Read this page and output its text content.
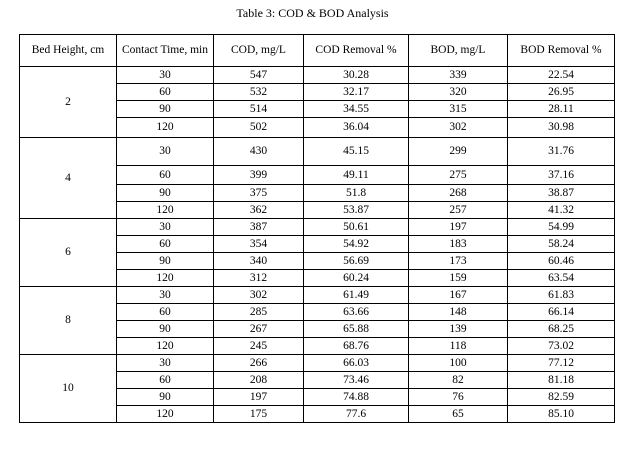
Table 3: COD & BOD Analysis
Bed Height, cm	Contact Time, min	COD, mg/L	COD Removal %	BOD, mg/L	BOD Removal %
2	30	547	30.28	339	22.54
	60	532	32.17	320	26.95
	90	514	34.55	315	28.11
	120	502	36.04	302	30.98
4	30	430	45.15	299	31.76
	60	399	49.11	275	37.16
	90	375	51.8	268	38.87
	120	362	53.87	257	41.32
6	30	387	50.61	197	54.99
	60	354	54.92	183	58.24
	90	340	56.69	173	60.46
	120	312	60.24	159	63.54
8	30	302	61.49	167	61.83
	60	285	63.66	148	66.14
	90	267	65.88	139	68.25
	120	245	68.76	118	73.02
10	30	266	66.03	100	77.12
	60	208	73.46	82	81.18
	90	197	74.88	76	82.59
	120	175	77.6	65	85.10
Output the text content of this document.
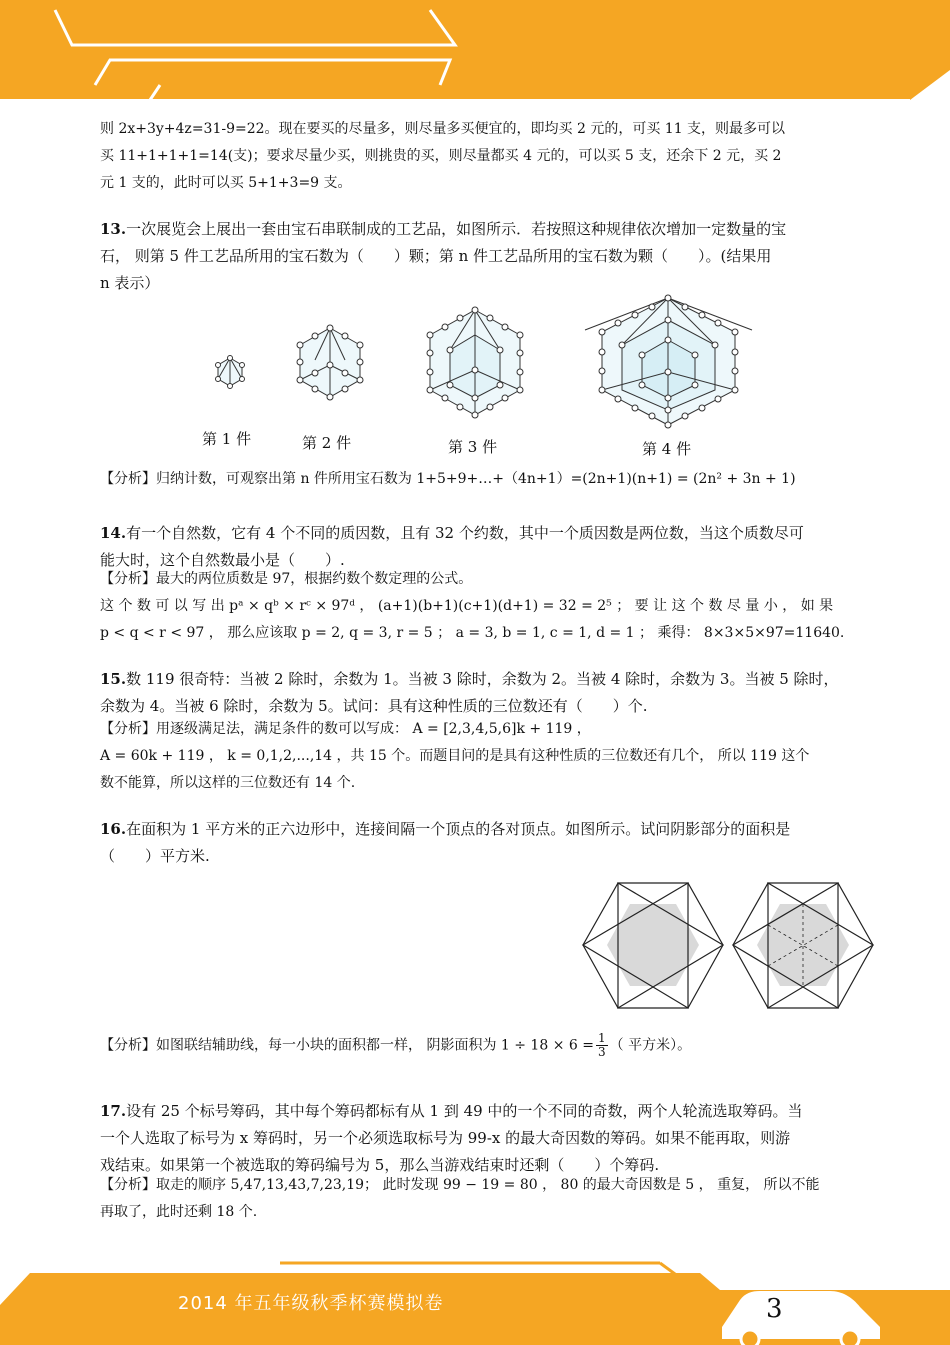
则 2x+3y+4z=31-9=22。现在要买的尽量多，则尽量多买便宜的，即均买 2 元的，可买 11 支，则最多可以
买 11+1+1+1=14(支)；要求尽量少买，则挑贵的买，则尽量都买 4 元的，可以买 5 支，还余下 2 元，买 2
元 1 支的，此时可以买 5+1+3=9 支。
13.一次展览会上展出一套由宝石串联制成的工艺品，如图所示．若按照这种规律依次增加一定数量的宝
石， 则第 5 件工艺品所用的宝石数为（　　）颗；第 n 件工艺品所用的宝石数为颗（　　）。(结果用
n 表示）
第 1 件	第 2 件	第 3 件	第 4 件
【分析】归纳计数，可观察出第 n 件所用宝石数为 1+5+9+…+（4n+1）=(2n+1)(n+1) = (2n² + 3n + 1)
14.有一个自然数，它有 4 个不同的质因数，且有 32 个约数，其中一个质因数是两位数，当这个质数尽可
能大时，这个自然数最小是（　　）.
【分析】最大的两位质数是 97，根据约数个数定理的公式。
这 个 数 可 以 写 出 pᵃ × qᵇ × rᶜ × 97ᵈ ， (a+1)(b+1)(c+1)(d+1) = 32 = 2⁵ ； 要 让 这 个 数 尽 量 小 ， 如 果
p < q < r < 97 ， 那么应该取 p = 2, q = 3, r = 5 ； a = 3, b = 1, c = 1, d = 1 ； 乘得： 8×3×5×97=11640.
15.数 119 很奇特：当被 2 除时，余数为 1。当被 3 除时，余数为 2。当被 4 除时，余数为 3。当被 5 除时，
余数为 4。当被 6 除时，余数为 5。试问：具有这种性质的三位数还有（　　）个.
【分析】用逐级满足法，满足条件的数可以写成： A = [2,3,4,5,6]k + 119 ，
A = 60k + 119 ， k = 0,1,2,...,14 ，共 15 个。而题目问的是具有这种性质的三位数还有几个， 所以 119 这个
数不能算，所以这样的三位数还有 14 个.
16.在面积为 1 平方米的正六边形中，连接间隔一个顶点的各对顶点。如图所示。试问阴影部分的面积是
（　　）平方米.
【分析】如图联结辅助线，每一小块的面积都一样， 阴影面积为 $1 \div 18 \times 6 = \frac{1}{3}$ （ 平方米）。
17.设有 25 个标号筹码，其中每个筹码都标有从 1 到 49 中的一个不同的奇数，两个人轮流选取筹码。当
一个人选取了标号为 x 筹码时，另一个必须选取标号为 99-x 的最大奇因数的筹码。如果不能再取，则游
戏结束。如果第一个被选取的筹码编号为 5，那么当游戏结束时还剩（　　）个筹码.
【分析】取走的顺序 5,47,13,43,7,23,19； 此时发现 99 − 19 = 80 ， 80 的最大奇因数是 5 ， 重复， 所以不能
再取了，此时还剩 18 个.
2014 年五年级秋季杯赛模拟卷	3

- - - -

Exercise instructions. Quote the data exactly, leaving every image out of the copy.

Result for this task.
Read this page and output its text content.
Table 3: COD & BOD Analysis
Bed Height, cm	Contact Time, min	COD, mg/L	COD Removal %	BOD, mg/L	BOD Removal %
2	30	547	30.28	339	22.54
	60	532	32.17	320	26.95
	90	514	34.55	315	28.11
	120	502	36.04	302	30.98
4	30	430	45.15	299	31.76
	60	399	49.11	275	37.16
	90	375	51.8	268	38.87
	120	362	53.87	257	41.32
6	30	387	50.61	197	54.99
	60	354	54.92	183	58.24
	90	340	56.69	173	60.46
	120	312	60.24	159	63.54
8	30	302	61.49	167	61.83
	60	285	63.66	148	66.14
	90	267	65.88	139	68.25
	120	245	68.76	118	73.02
10	30	266	66.03	100	77.12
	60	208	73.46	82	81.18
	90	197	74.88	76	82.59
	120	175	77.6	65	85.10
Output the text content of this document.
则 2x+3y+4z=31-9=22。现在要买的尽量多，则尽量多买便宜的，即均买 2 元的，可买 11 支，则最多可以
买 11+1+1+1=14(支)；要求尽量少买，则挑贵的买，则尽量都买 4 元的，可以买 5 支，还余下 2 元，买 2
元 1 支的，此时可以买 5+1+3=9 支。
13.一次展览会上展出一套由宝石串联制成的工艺品，如图所示．若按照这种规律依次增加一定数量的宝
石， 则第 5 件工艺品所用的宝石数为（　　）颗；第 n 件工艺品所用的宝石数为颗（　　）。(结果用
n 表示）
第 1 件	第 2 件	第 3 件	第 4 件
【分析】归纳计数，可观察出第 n 件所用宝石数为 1+5+9+…+（4n+1）=(2n+1)(n+1) = (2n² + 3n + 1)
14.有一个自然数，它有 4 个不同的质因数，且有 32 个约数，其中一个质因数是两位数，当这个质数尽可
能大时，这个自然数最小是（　　）.
【分析】最大的两位质数是 97，根据约数个数定理的公式。
这 个 数 可 以 写 出 pᵃ × qᵇ × rᶜ × 97ᵈ ， (a+1)(b+1)(c+1)(d+1) = 32 = 2⁵ ； 要 让 这 个 数 尽 量 小 ， 如 果
p < q < r < 97 ， 那么应该取 p = 2, q = 3, r = 5 ； a = 3, b = 1, c = 1, d = 1 ； 乘得： 8×3×5×97=11640.
15.数 119 很奇特：当被 2 除时，余数为 1。当被 3 除时，余数为 2。当被 4 除时，余数为 3。当被 5 除时，
余数为 4。当被 6 除时，余数为 5。试问：具有这种性质的三位数还有（　　）个.
【分析】用逐级满足法，满足条件的数可以写成： A = [2,3,4,5,6]k + 119 ，
A = 60k + 119 ， k = 0,1,2,...,14 ，共 15 个。而题目问的是具有这种性质的三位数还有几个， 所以 119 这个
数不能算，所以这样的三位数还有 14 个.
16.在面积为 1 平方米的正六边形中，连接间隔一个顶点的各对顶点。如图所示。试问阴影部分的面积是
（　　）平方米.
【分析】如图联结辅助线，每一小块的面积都一样， 阴影面积为 $1 \div 18 \times 6 = \frac{1}{3}$ （ 平方米）。
17.设有 25 个标号筹码，其中每个筹码都标有从 1 到 49 中的一个不同的奇数，两个人轮流选取筹码。当
一个人选取了标号为 x 筹码时，另一个必须选取标号为 99-x 的最大奇因数的筹码。如果不能再取，则游
戏结束。如果第一个被选取的筹码编号为 5，那么当游戏结束时还剩（　　）个筹码.
【分析】取走的顺序 5,47,13,43,7,23,19； 此时发现 99 − 19 = 80 ， 80 的最大奇因数是 5 ， 重复， 所以不能
再取了，此时还剩 18 个.
2014 年五年级秋季杯赛模拟卷	3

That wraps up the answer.